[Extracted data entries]
* begin *

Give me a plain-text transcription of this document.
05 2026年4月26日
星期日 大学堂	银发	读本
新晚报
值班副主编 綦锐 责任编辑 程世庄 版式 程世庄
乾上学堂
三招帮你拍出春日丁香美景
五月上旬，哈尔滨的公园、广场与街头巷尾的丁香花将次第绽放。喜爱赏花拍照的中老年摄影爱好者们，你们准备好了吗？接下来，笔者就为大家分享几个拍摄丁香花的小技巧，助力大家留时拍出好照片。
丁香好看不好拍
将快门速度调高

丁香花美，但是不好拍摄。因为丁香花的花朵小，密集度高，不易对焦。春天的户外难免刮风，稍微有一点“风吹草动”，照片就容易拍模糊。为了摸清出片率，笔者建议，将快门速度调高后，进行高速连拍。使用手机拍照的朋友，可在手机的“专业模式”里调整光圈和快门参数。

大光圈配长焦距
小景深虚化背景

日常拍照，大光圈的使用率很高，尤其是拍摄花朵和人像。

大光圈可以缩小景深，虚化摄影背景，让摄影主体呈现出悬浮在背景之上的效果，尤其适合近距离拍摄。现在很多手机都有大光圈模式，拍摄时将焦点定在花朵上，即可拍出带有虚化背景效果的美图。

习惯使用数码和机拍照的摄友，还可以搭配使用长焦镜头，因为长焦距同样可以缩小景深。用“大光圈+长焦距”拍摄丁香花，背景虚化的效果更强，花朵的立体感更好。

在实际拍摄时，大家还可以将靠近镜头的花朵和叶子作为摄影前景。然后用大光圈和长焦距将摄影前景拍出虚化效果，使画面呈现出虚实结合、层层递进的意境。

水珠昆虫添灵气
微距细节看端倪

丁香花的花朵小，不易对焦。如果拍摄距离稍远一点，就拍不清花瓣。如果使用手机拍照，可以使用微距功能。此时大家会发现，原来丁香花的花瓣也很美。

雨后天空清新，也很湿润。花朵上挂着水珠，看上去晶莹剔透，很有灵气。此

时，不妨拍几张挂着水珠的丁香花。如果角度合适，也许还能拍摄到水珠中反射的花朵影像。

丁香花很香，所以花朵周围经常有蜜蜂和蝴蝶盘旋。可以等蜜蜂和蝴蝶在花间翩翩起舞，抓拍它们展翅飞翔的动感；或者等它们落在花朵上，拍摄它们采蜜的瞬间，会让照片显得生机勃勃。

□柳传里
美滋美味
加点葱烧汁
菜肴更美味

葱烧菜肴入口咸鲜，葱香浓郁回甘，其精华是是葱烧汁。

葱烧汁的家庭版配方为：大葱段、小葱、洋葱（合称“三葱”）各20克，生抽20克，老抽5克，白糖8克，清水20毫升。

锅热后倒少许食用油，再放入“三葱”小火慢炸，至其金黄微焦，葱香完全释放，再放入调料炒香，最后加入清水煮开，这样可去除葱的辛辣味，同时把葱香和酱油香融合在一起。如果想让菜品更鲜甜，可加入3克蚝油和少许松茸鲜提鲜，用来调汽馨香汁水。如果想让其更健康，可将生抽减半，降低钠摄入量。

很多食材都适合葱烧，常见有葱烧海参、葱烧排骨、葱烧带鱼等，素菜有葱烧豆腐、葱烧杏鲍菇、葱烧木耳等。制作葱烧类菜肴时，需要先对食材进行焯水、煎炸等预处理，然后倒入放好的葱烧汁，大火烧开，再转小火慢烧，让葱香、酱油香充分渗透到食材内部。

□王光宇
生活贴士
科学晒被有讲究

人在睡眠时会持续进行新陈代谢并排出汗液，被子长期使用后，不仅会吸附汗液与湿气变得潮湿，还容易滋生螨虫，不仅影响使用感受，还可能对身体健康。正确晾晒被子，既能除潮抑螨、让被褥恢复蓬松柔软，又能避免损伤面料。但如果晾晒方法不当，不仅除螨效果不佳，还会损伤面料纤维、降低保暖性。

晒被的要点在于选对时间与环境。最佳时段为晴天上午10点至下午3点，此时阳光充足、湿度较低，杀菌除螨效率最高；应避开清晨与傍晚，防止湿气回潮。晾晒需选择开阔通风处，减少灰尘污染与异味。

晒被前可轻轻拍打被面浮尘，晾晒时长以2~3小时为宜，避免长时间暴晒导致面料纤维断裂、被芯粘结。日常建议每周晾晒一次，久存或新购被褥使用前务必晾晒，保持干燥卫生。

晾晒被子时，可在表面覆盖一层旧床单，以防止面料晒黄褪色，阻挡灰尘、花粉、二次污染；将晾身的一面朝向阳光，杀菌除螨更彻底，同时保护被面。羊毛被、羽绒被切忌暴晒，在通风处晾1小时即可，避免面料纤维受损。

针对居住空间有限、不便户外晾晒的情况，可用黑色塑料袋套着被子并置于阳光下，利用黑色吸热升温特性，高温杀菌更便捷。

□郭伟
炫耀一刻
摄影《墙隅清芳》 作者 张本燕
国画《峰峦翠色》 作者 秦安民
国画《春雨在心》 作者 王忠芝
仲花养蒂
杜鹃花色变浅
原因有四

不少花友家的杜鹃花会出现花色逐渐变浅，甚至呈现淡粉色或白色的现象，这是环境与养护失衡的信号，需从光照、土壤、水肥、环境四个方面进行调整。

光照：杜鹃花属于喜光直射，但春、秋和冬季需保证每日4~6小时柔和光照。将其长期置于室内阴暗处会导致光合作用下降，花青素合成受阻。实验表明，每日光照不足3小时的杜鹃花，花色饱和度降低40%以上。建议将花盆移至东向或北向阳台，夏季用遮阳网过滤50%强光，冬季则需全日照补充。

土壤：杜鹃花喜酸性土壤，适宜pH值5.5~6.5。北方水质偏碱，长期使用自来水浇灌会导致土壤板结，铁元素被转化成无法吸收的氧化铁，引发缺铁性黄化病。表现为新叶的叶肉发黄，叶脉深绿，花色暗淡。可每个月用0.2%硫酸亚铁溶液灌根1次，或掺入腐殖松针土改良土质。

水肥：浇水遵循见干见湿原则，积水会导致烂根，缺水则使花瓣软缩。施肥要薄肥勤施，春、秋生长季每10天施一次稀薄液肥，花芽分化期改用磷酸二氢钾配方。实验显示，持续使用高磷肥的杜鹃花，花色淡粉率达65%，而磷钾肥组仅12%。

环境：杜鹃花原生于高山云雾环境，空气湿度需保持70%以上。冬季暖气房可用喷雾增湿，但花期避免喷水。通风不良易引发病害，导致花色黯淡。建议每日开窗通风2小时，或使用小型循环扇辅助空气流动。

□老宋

* end *

» WHAT TO PRODUCE
Set down all of the entries exactly, please.

» EXERCISE ANSWER
Give me a plain-text transcription of this document.
05 2026年4月26日
星期日 大学堂	银发	读本
新晚报
值班副主编 綦锐 责任编辑 程世庄 版式 程世庄
乾上学堂
三招帮你拍出春日丁香美景
五月上旬，哈尔滨的公园、广场与街头巷尾的丁香花将次第绽放。喜爱赏花拍照的中老年摄影爱好者们，你们准备好了吗？接下来，笔者就为大家分享几个拍摄丁香花的小技巧，助力大家留时拍出好照片。
丁香好看不好拍
将快门速度调高

丁香花美，但是不好拍摄。因为丁香花的花朵小，密集度高，不易对焦。春天的户外难免刮风，稍微有一点“风吹草动”，照片就容易拍模糊。为了摸清出片率，笔者建议，将快门速度调高后，进行高速连拍。使用手机拍照的朋友，可在手机的“专业模式”里调整光圈和快门参数。

大光圈配长焦距
小景深虚化背景

日常拍照，大光圈的使用率很高，尤其是拍摄花朵和人像。

大光圈可以缩小景深，虚化摄影背景，让摄影主体呈现出悬浮在背景之上的效果，尤其适合近距离拍摄。现在很多手机都有大光圈模式，拍摄时将焦点定在花朵上，即可拍出带有虚化背景效果的美图。

习惯使用数码和机拍照的摄友，还可以搭配使用长焦镜头，因为长焦距同样可以缩小景深。用“大光圈+长焦距”拍摄丁香花，背景虚化的效果更强，花朵的立体感更好。

在实际拍摄时，大家还可以将靠近镜头的花朵和叶子作为摄影前景。然后用大光圈和长焦距将摄影前景拍出虚化效果，使画面呈现出虚实结合、层层递进的意境。

水珠昆虫添灵气
微距细节看端倪

丁香花的花朵小，不易对焦。如果拍摄距离稍远一点，就拍不清花瓣。如果使用手机拍照，可以使用微距功能。此时大家会发现，原来丁香花的花瓣也很美。

雨后天空清新，也很湿润。花朵上挂着水珠，看上去晶莹剔透，很有灵气。此

时，不妨拍几张挂着水珠的丁香花。如果角度合适，也许还能拍摄到水珠中反射的花朵影像。

丁香花很香，所以花朵周围经常有蜜蜂和蝴蝶盘旋。可以等蜜蜂和蝴蝶在花间翩翩起舞，抓拍它们展翅飞翔的动感；或者等它们落在花朵上，拍摄它们采蜜的瞬间，会让照片显得生机勃勃。

□柳传里
美滋美味
加点葱烧汁
菜肴更美味

葱烧菜肴入口咸鲜，葱香浓郁回甘，其精华是是葱烧汁。

葱烧汁的家庭版配方为：大葱段、小葱、洋葱（合称“三葱”）各20克，生抽20克，老抽5克，白糖8克，清水20毫升。

锅热后倒少许食用油，再放入“三葱”小火慢炸，至其金黄微焦，葱香完全释放，再放入调料炒香，最后加入清水煮开，这样可去除葱的辛辣味，同时把葱香和酱油香融合在一起。如果想让菜品更鲜甜，可加入3克蚝油和少许松茸鲜提鲜，用来调汽馨香汁水。如果想让其更健康，可将生抽减半，降低钠摄入量。

很多食材都适合葱烧，常见有葱烧海参、葱烧排骨、葱烧带鱼等，素菜有葱烧豆腐、葱烧杏鲍菇、葱烧木耳等。制作葱烧类菜肴时，需要先对食材进行焯水、煎炸等预处理，然后倒入放好的葱烧汁，大火烧开，再转小火慢烧，让葱香、酱油香充分渗透到食材内部。

□王光宇
生活贴士
科学晒被有讲究

人在睡眠时会持续进行新陈代谢并排出汗液，被子长期使用后，不仅会吸附汗液与湿气变得潮湿，还容易滋生螨虫，不仅影响使用感受，还可能对身体健康。正确晾晒被子，既能除潮抑螨、让被褥恢复蓬松柔软，又能避免损伤面料。但如果晾晒方法不当，不仅除螨效果不佳，还会损伤面料纤维、降低保暖性。

晒被的要点在于选对时间与环境。最佳时段为晴天上午10点至下午3点，此时阳光充足、湿度较低，杀菌除螨效率最高；应避开清晨与傍晚，防止湿气回潮。晾晒需选择开阔通风处，减少灰尘污染与异味。

晒被前可轻轻拍打被面浮尘，晾晒时长以2~3小时为宜，避免长时间暴晒导致面料纤维断裂、被芯粘结。日常建议每周晾晒一次，久存或新购被褥使用前务必晾晒，保持干燥卫生。

晾晒被子时，可在表面覆盖一层旧床单，以防止面料晒黄褪色，阻挡灰尘、花粉、二次污染；将晾身的一面朝向阳光，杀菌除螨更彻底，同时保护被面。羊毛被、羽绒被切忌暴晒，在通风处晾1小时即可，避免面料纤维受损。

针对居住空间有限、不便户外晾晒的情况，可用黑色塑料袋套着被子并置于阳光下，利用黑色吸热升温特性，高温杀菌更便捷。

□郭伟
炫耀一刻
摄影《墙隅清芳》 作者 张本燕
国画《峰峦翠色》 作者 秦安民
国画《春雨在心》 作者 王忠芝
仲花养蒂
杜鹃花色变浅
原因有四

不少花友家的杜鹃花会出现花色逐渐变浅，甚至呈现淡粉色或白色的现象，这是环境与养护失衡的信号，需从光照、土壤、水肥、环境四个方面进行调整。

光照：杜鹃花属于喜光直射，但春、秋和冬季需保证每日4~6小时柔和光照。将其长期置于室内阴暗处会导致光合作用下降，花青素合成受阻。实验表明，每日光照不足3小时的杜鹃花，花色饱和度降低40%以上。建议将花盆移至东向或北向阳台，夏季用遮阳网过滤50%强光，冬季则需全日照补充。

土壤：杜鹃花喜酸性土壤，适宜pH值5.5~6.5。北方水质偏碱，长期使用自来水浇灌会导致土壤板结，铁元素被转化成无法吸收的氧化铁，引发缺铁性黄化病。表现为新叶的叶肉发黄，叶脉深绿，花色暗淡。可每个月用0.2%硫酸亚铁溶液灌根1次，或掺入腐殖松针土改良土质。

水肥：浇水遵循见干见湿原则，积水会导致烂根，缺水则使花瓣软缩。施肥要薄肥勤施，春、秋生长季每10天施一次稀薄液肥，花芽分化期改用磷酸二氢钾配方。实验显示，持续使用高磷肥的杜鹃花，花色淡粉率达65%，而磷钾肥组仅12%。

环境：杜鹃花原生于高山云雾环境，空气湿度需保持70%以上。冬季暖气房可用喷雾增湿，但花期避免喷水。通风不良易引发病害，导致花色黯淡。建议每日开窗通风2小时，或使用小型循环扇辅助空气流动。

□老宋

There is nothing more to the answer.